**Work instructions:** Tally all lines containing the word "this". Give the number alone.

Dataset items:
↓
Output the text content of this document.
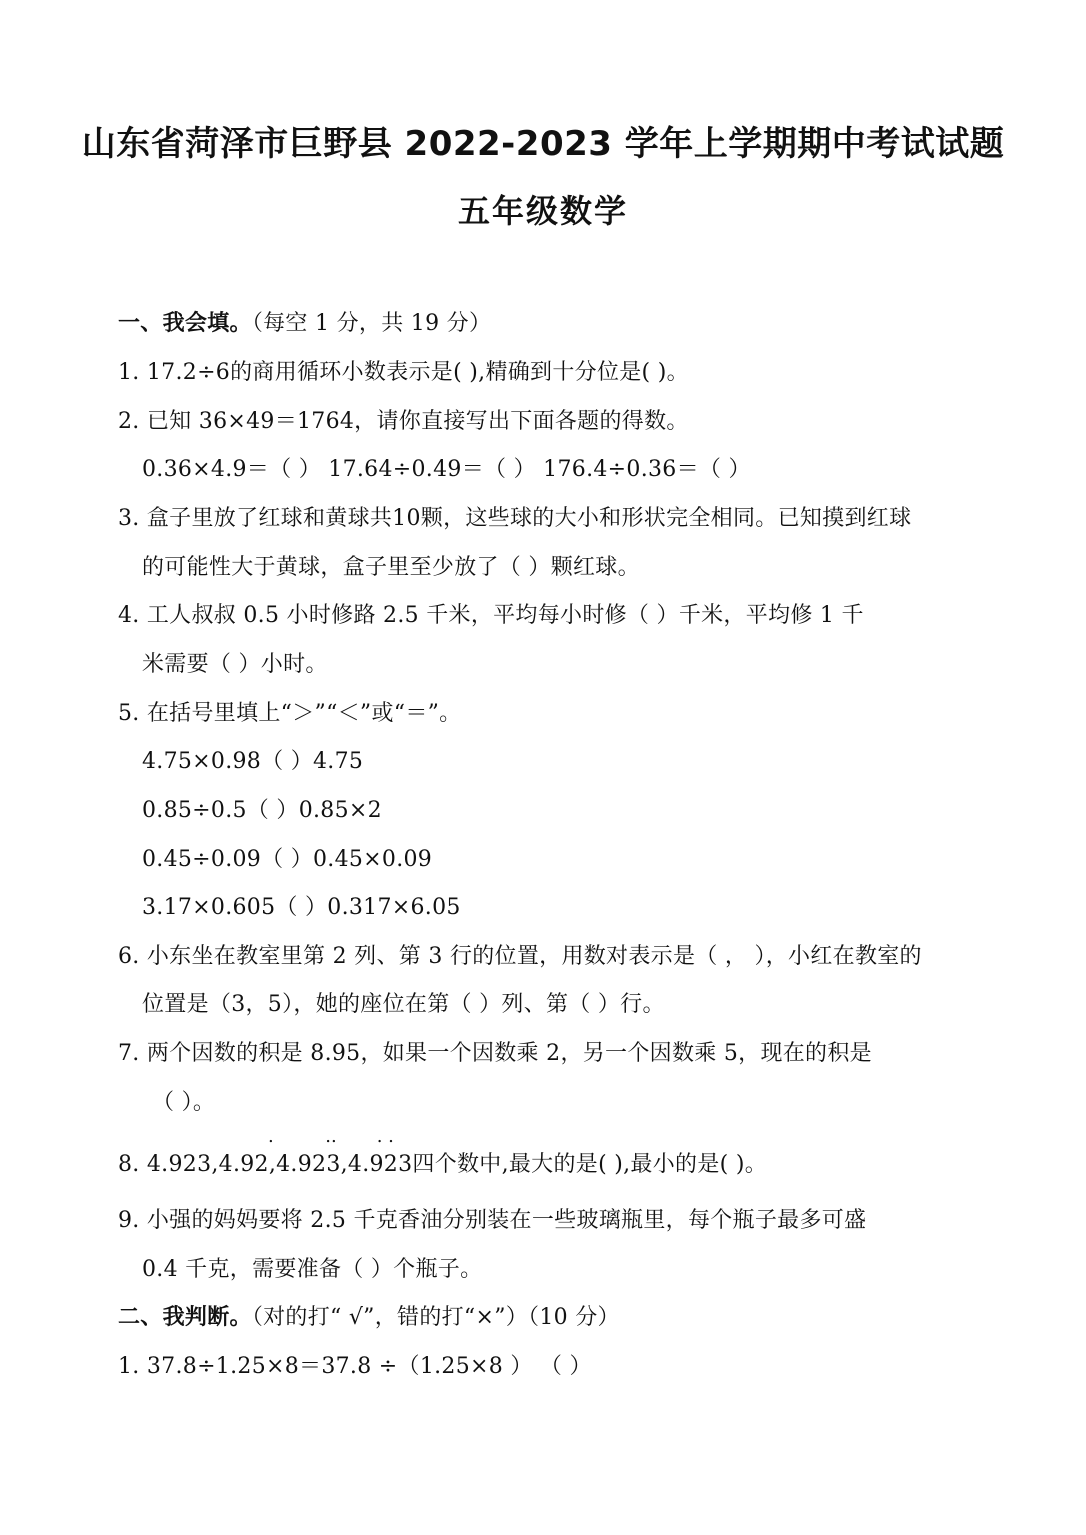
山东省菏泽市巨野县 2022-2023 学年上学期期中考试试题
五年级数学
一、我会填。（每空 1 分，共 19 分）
1. 17.2÷6的商用循环小数表示是( ),精确到十分位是( )。
2. 已知 36×49＝1764，请你直接写出下面各题的得数。
0.36×4.9＝（ ） 17.64÷0.49＝（ ） 176.4÷0.36＝（ ）
3. 盒子里放了红球和黄球共10颗，这些球的大小和形状完全相同。已知摸到红球
的可能性大于黄球，盒子里至少放了（ ）颗红球。
4. 工人叔叔 0.5 小时修路 2.5 千米，平均每小时修（ ）千米，平均修 1 千
米需要（ ）小时。
5. 在括号里填上“＞”“＜”或“＝”。
4.75×0.98（ ）4.75
0.85÷0.5（ ）0.85×2
0.45÷0.09（ ）0.45×0.09
3.17×0.605（ ）0.317×6.05
6. 小东坐在教室里第 2 列、第 3 行的位置，用数对表示是（ ， ），小红在教室的
位置是（3，5），她的座位在第（ ）列、第（ ）行。
7. 两个因数的积是 8.95，如果一个因数乘 2，另一个因数乘 5，现在的积是
（ ）。
.         ..       . .
8. 4.923,4.92,4.923,4.923四个数中,最大的是( ),最小的是( )。
9. 小强的妈妈要将 2.5 千克香油分别装在一些玻璃瓶里，每个瓶子最多可盛
0.4 千克，需要准备（ ）个瓶子。
二、我判断。（对的打“ √”，错的打“×”）（10 分）
1. 37.8÷1.25×8＝37.8 ÷（1.25×8 ） （ ）
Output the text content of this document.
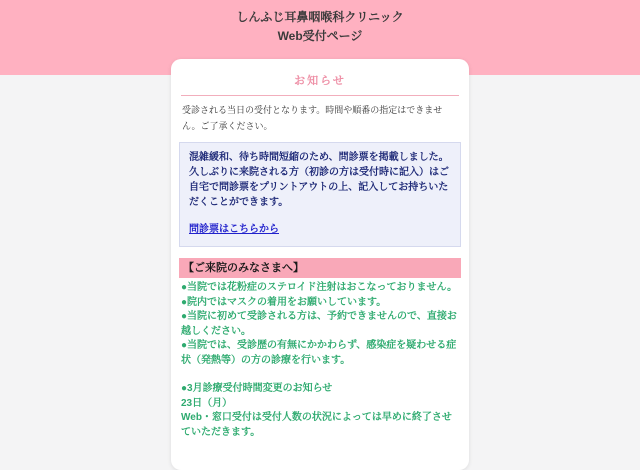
しんふじ耳鼻咽喉科クリニック
Web受付ページ
お知らせ

受診される当日の受付となります。時間や順番の指定はできません。ご了承ください。

混雑緩和、待ち時間短縮のため、問診票を掲載しました。久しぶりに来院される方（初診の方は受付時に記入）はご自宅で問診票をプリントアウトの上、記入してお持ちいただくことができます。

問診票はこちらから
【ご来院のみなさまへ】
●当院では花粉症のステロイド注射はおこなっておりません。
●院内ではマスクの着用をお願いしています。
●当院に初めて受診される方は、予約できませんので、直接お越しください。
●当院では、受診歴の有無にかかわらず、感染症を疑わせる症状（発熱等）の方の診療を行います。
●3月診療受付時間変更のお知らせ
23日（月）
Web・窓口受付は受付人数の状況によっては早めに終了させていただきます。
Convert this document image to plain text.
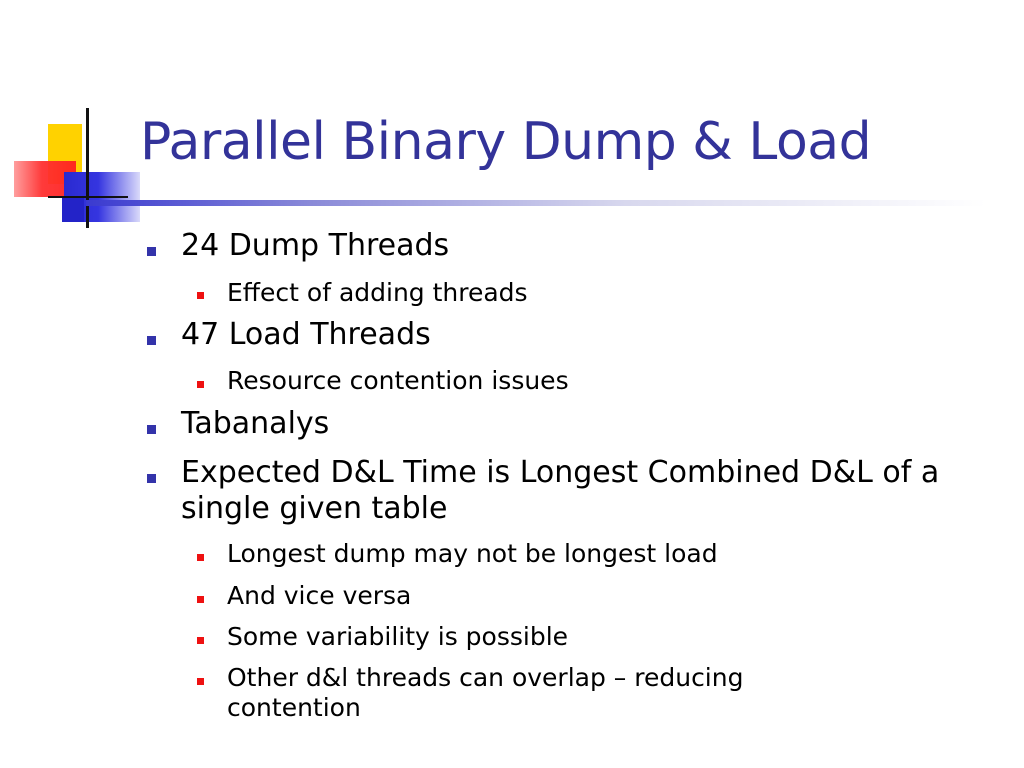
Parallel Binary Dump & Load
24 Dump Threads
Effect of adding threads
47 Load Threads
Resource contention issues
Tabanalys
Expected D&L Time is Longest Combined D&L of a single given table
Longest dump may not be longest load
And vice versa
Some variability is possible
Other d&l threads can overlap – reducing contention
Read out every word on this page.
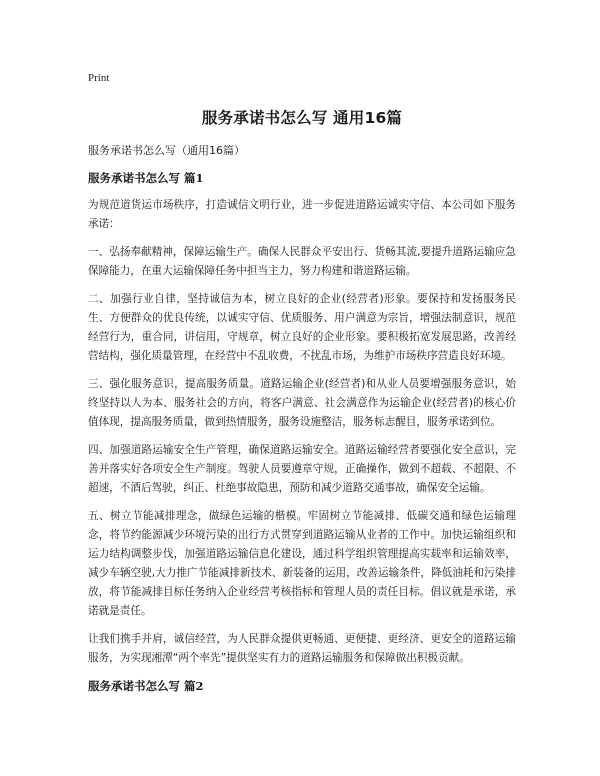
Print
服务承诺书怎么写 通用16篇

服务承诺书怎么写（通用16篇）

服务承诺书怎么写 篇1

为规范道货运市场秩序，打造诚信文明行业，进一步促进道路运诚实守信、本公司如下服务承诺：

一、弘扬奉献精神，保障运输生产。确保人民群众平安出行、货畅其流,要提升道路运输应急保障能力，在重大运输保障任务中担当主力，努力构建和谐道路运输。

二、加强行业自律，坚持诚信为本，树立良好的企业(经营者)形象。要保持和发扬服务民生、方便群众的优良传统，以诚实守信、优质服务、用户满意为宗旨，增强法制意识，规范经营行为，重合同，讲信用，守规章，树立良好的企业形象。要积极拓宽发展思路，改善经营结构，强化质量管理，在经营中不乱收费，不扰乱市场，为维护市场秩序营造良好环境。

三、强化服务意识，提高服务质量。道路运输企业(经营者)和从业人员要增强服务意识，始终坚持以人为本、服务社会的方向，将客户满意、社会满意作为运输企业(经营者)的核心价值体现，提高服务质量，做到热情服务，服务设施整洁，服务标志醒目，服务承诺到位。

四、加强道路运输安全生产管理，确保道路运输安全。道路运输经营者要强化安全意识，完善并落实好各项安全生产制度。驾驶人员要遵章守规，正确操作，做到不超载、不超限、不超速，不酒后驾驶，纠正、杜绝事故隐患，预防和减少道路交通事故，确保安全运输。

五、树立节能减排理念，做绿色运输的楷模。牢固树立节能减排、低碳交通和绿色运输理念，将节约能源减少环境污染的出行方式贯穿到道路运输从业者的工作中。加快运输组织和运力结构调整步伐，加强道路运输信息化建设，通过科学组织管理提高实载率和运输效率，减少车辆空驶,大力推广节能减排新技术、新装备的运用，改善运输条件，降低油耗和污染排放，将节能减排目标任务纳入企业经营考核指标和管理人员的责任目标。倡议就是承诺，承诺就是责任。

让我们携手并肩，诚信经营，为人民群众提供更畅通、更便捷、更经济、更安全的道路运输服务，为实现湘潭“两个率先”提供坚实有力的道路运输服务和保障做出积极贡献。

服务承诺书怎么写 篇2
↑
**Exercise answer:** 4